→ What the task requires:
Reproduce the lines of the listing below character for character, from the line containing "marker-triangle-icon (37, 626, 53, 640)" through the line containing "spectrum-plot: 1 (0, 116, 800, 723)", including both of those lines.

# # # # #

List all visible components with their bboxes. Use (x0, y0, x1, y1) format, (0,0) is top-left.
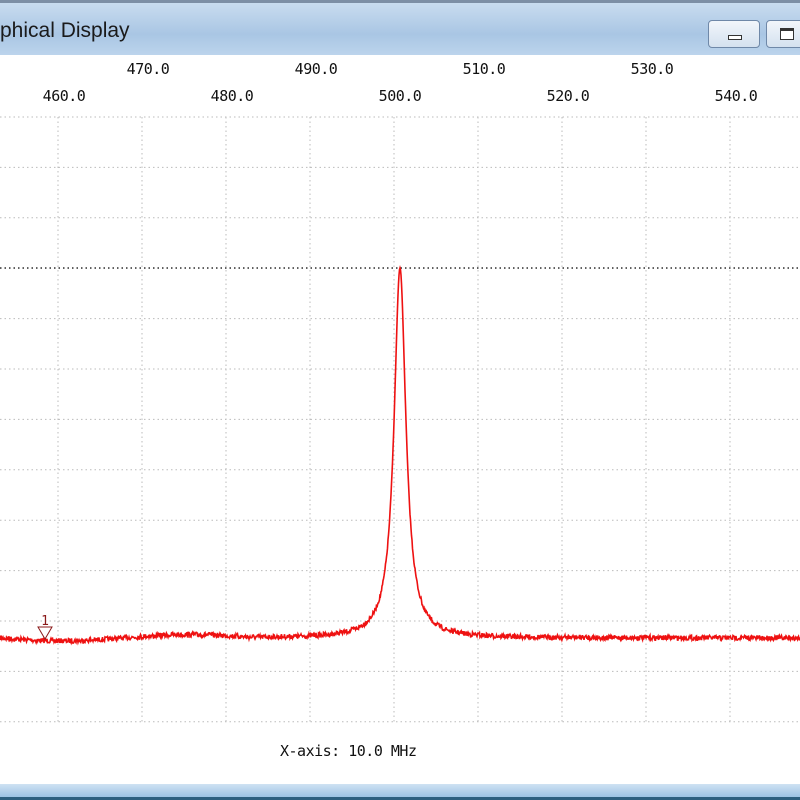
marker-triangle-icon (37, 626, 53, 640)
title-bar: phical Display (0, 0, 800, 55)
spectrum-trace (0, 265, 800, 646)
maximize-icon (780, 28, 794, 40)
minimize-icon (728, 35, 742, 40)
x-tick-label-top: 490.0 (294, 60, 338, 78)
x-tick-label-bottom: 480.0 (210, 87, 254, 105)
x-tick-label-bottom: 500.0 (378, 87, 422, 105)
minimize-button[interactable] (708, 20, 760, 48)
x-tick-label-bottom: 460.0 (42, 87, 86, 105)
x-tick-label-bottom: 540.0 (714, 87, 758, 105)
x-tick-label-top: 470.0 (126, 60, 170, 78)
marker-1[interactable]: 1 (37, 614, 53, 640)
spectrum-plot: 1 (0, 116, 800, 723)
window-title: phical Display (0, 19, 130, 42)
x-tick-label-bottom: 520.0 (546, 87, 590, 105)
x-tick-label-top: 530.0 (630, 60, 674, 78)
x-tick-label-top: 510.0 (462, 60, 506, 78)
x-axis-scale-label: X-axis: 10.0 MHz (280, 742, 417, 760)
bottom-border (0, 784, 800, 800)
maximize-button[interactable] (766, 20, 800, 48)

# # # # #

→ Expected output:
marker-triangle-icon (37, 626, 53, 640)
title-bar: phical Display (0, 0, 800, 55)
spectrum-trace (0, 265, 800, 646)
maximize-icon (780, 28, 794, 40)
minimize-icon (728, 35, 742, 40)
x-tick-label-top: 490.0 (294, 60, 338, 78)
x-tick-label-bottom: 480.0 (210, 87, 254, 105)
x-tick-label-bottom: 500.0 (378, 87, 422, 105)
minimize-button[interactable] (708, 20, 760, 48)
x-tick-label-bottom: 460.0 (42, 87, 86, 105)
x-tick-label-bottom: 540.0 (714, 87, 758, 105)
x-tick-label-top: 470.0 (126, 60, 170, 78)
marker-1[interactable]: 1 (37, 614, 53, 640)
spectrum-plot: 1 (0, 116, 800, 723)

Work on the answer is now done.